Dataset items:
- - - - -

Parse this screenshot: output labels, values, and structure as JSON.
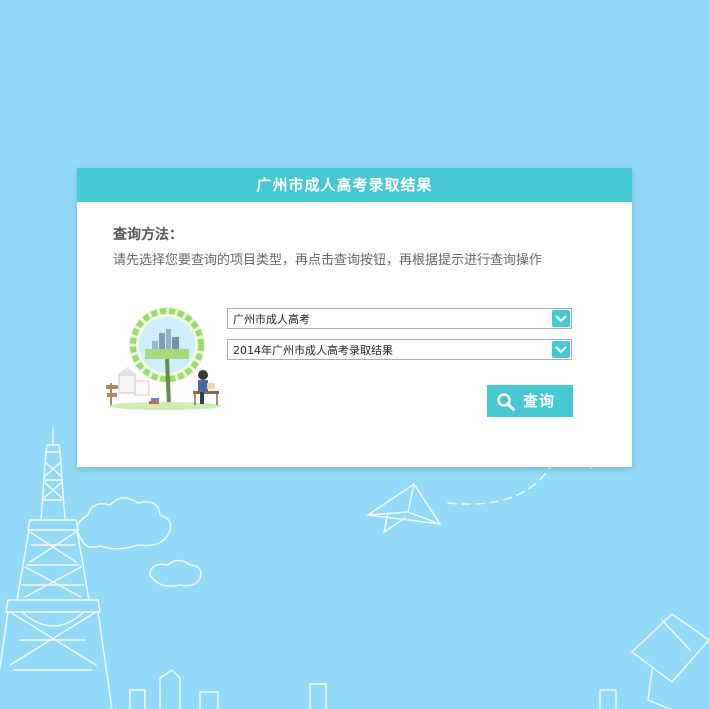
{
  "colors": {
    "background": "#92daf7",
    "accent": "#46c9d3",
    "panel": "#ffffff",
    "text_dark": "#555555",
    "text_body": "#666666"
  },
  "panel": {
    "title": "广州市成人高考录取结果",
    "method_title": "查询方法：",
    "method_desc": "请先选择您要查询的项目类型，再点击查询按钮，再根据提示进行查询操作"
  },
  "form": {
    "select_exam_type": "广州市成人高考",
    "select_result": "2014年广州市成人高考录取结果",
    "query_label": "查询"
  },
  "icons": {
    "select_arrow": "chevron-down-icon",
    "query": "search-icon"
  }
}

- - - - -

Without including any pictures, print all of the material exactly as given.

**FINAL RESULT**
Parse this screenshot: output labels, values, and structure as JSON.
{
  "colors": {
    "background": "#92daf7",
    "accent": "#46c9d3",
    "panel": "#ffffff",
    "text_dark": "#555555",
    "text_body": "#666666"
  },
  "panel": {
    "title": "广州市成人高考录取结果",
    "method_title": "查询方法：",
    "method_desc": "请先选择您要查询的项目类型，再点击查询按钮，再根据提示进行查询操作"
  },
  "form": {
    "select_exam_type": "广州市成人高考",
    "select_result": "2014年广州市成人高考录取结果",
    "query_label": "查询"
  },
  "icons": {
    "select_arrow": "chevron-down-icon",
    "query": "search-icon"
  }
}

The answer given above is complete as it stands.